▸ **TAREFA 1**: Copie do texto sobre o remédio Ozivy a parte que vai de "O remédio é indicado" até "canetas por ano.", incluindo essas palavras.
▸ **TAREFA 2**: Dê continuidade ao texto sobre o remédio Ozivy, começando logo depois da última frase dele.

▸ **TRECHO DO TEXTO**:
O remédio é indicado para adultos com diabetes tipo 2 que não conseguem controlar a doença apenas com dieta e exercícios. O uso do medicamento exige acompanhamento e receita médica.
A caneta é a primeira semaglutida produzida no país por meio de síntese química (processo laboratorial que recria moléculas sem usar organismos vivos). O método garante alto grau de pureza ao produto.
A empresa investiu mais de R$ 1,2 bilhão em pesquisa e na fábrica de Hortolândia, em São Paulo. A planta tem capacidade para produzir até 40 milhões de canetas por ano.
Ozivy foi aprovado como "medicamento novo" por via abreviada de desenvolvimento, um enquadramento regulatório que costuma gerar dúvidas. Na prática, isso significa que o remédio é registrado como um produto novo no país, com marca própria e dossiê específico, mas não precisa repetir todo o processo clássico de desenvolvimento clínico desde o início.
Esse caminho abreviado é permitido quando o princípio ativo já é amplamente conhecido, estudado e utilizado -como é o caso da semaglutida. Assim, a empresa pode aproveitar dados científicos já consolidados (como eficácia e segurança da molécula) e complementar com estudos próprios, focados principalmente em demonstrar qualidade, equivalência e desempenho do seu produto específico.
Na prática, é um meio-termo entre um genérico tradicional e um medicamento totalmente inovador: não é um genérico puro, porque mantém marca, apresentação própria e pode ter diferenças de formulação ou dispositivo; mas também não exige todos os ensaios clínicos extensos de um fármaco inédito, o que reduz tempo e custo de desenvolvimento. O produto Ozivy não é intercambiável com o Ozempic, são produtos diferentes, do ponto de vista regulatório.

▸ **MATERIAL DE ORIGEM**:
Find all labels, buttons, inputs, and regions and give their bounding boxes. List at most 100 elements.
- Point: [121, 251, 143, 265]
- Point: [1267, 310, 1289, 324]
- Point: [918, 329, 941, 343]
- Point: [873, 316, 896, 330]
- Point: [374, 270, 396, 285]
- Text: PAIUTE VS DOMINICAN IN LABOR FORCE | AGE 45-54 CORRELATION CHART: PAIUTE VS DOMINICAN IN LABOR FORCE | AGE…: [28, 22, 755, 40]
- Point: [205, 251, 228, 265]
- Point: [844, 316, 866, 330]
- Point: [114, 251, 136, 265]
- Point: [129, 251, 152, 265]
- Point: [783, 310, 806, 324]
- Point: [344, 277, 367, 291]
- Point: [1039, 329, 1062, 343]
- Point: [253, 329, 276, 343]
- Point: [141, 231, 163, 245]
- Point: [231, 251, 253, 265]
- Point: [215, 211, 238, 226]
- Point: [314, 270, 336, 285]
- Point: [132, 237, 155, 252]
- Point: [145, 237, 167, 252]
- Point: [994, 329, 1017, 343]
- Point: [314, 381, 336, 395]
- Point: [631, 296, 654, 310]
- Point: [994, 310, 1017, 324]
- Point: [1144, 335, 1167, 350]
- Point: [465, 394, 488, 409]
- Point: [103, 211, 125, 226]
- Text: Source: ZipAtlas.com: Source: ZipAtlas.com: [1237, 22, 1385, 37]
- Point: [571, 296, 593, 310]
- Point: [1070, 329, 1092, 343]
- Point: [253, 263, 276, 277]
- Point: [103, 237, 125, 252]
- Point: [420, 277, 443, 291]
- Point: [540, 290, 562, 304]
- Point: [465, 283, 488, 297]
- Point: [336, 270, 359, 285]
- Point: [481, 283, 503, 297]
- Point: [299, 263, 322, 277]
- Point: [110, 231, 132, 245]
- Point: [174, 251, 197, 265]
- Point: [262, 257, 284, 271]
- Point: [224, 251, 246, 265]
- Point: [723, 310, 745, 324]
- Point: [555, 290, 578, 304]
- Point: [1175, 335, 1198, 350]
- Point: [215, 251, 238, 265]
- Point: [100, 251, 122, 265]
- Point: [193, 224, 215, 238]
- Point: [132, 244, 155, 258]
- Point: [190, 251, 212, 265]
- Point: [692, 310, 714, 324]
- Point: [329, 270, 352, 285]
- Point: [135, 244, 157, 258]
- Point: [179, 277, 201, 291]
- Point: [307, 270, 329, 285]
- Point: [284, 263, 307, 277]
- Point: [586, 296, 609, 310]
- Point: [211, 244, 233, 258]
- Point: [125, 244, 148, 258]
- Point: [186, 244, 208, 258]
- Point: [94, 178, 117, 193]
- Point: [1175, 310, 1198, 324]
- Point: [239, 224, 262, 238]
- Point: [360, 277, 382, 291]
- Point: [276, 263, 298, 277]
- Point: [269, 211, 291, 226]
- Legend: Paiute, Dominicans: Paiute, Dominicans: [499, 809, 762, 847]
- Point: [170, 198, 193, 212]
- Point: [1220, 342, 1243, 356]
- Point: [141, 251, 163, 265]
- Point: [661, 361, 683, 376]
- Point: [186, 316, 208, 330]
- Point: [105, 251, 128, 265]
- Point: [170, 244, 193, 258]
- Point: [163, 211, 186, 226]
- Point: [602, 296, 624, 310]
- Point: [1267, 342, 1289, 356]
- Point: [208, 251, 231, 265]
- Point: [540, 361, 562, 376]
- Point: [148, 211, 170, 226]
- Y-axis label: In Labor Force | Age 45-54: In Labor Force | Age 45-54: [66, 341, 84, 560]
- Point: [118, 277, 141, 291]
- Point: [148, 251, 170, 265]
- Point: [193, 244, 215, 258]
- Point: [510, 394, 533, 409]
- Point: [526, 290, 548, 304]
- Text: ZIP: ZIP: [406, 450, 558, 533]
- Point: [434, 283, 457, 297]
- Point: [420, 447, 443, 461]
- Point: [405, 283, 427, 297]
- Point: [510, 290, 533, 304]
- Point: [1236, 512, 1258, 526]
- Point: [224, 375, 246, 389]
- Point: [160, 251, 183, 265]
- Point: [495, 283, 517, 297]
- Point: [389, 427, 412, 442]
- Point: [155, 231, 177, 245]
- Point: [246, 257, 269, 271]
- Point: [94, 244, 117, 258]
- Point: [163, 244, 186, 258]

▸ **SUA RESPOSTA 1**:
O remédio é indicado para adultos com diabetes tipo 2 que não conseguem controlar a doença apenas com dieta e exercícios. O uso do medicamento exige acompanhamento e receita médica.
A caneta é a primeira semaglutida produzida no país por meio de síntese química (processo laboratorial que recria moléculas sem usar organismos vivos). O método garante alto grau de pureza ao produto.
A empresa investiu mais de R$ 1,2 bilhão em pesquisa e na fábrica de Hortolândia, em São Paulo. A planta tem capacidade para produzir até 40 milhões de canetas por ano.

▸ **SUA RESPOSTA 2**:
A famarcêutica brasileira já possui experiência no segmento com as canetas à base de liraglutida Lirux e Olire, utilizadas no tratamento do diabetes tipo 2 e da obesidade.
Por que as canetas de semaglutida não são genéricos?
Produtos desse tipo exigem tecnologia complexa e um conjunto robusto de evidências. "O enquadramento regulatório não segue o modelo tradicional", diz Iran Gonçalves Júnior, diretor médico da EMS.
Como funciona a tecnologia da empresa brasileira?
A farmacêutica usa um método controlado de síntese química para criar moléculas puras. Iran afirma que o processo industrial tem rigorosos padrões de qualidade e controle
A caneta de semaglutida da EMS será genérica ou similar ao Ozempic?
Não. O produto é um medicamento novo de molécula conhecida. A tecnologia é diferente da usada na referência, então não entra como genérico ou similar.
O remédio terá a mesma eficácia e segurança do produto de referência?
Para receber aprovação no Brasil, o medicamento precisa provar qualidade e segurança à Anvisa. O processo inclui estudos extensos e inspeções rigorosas.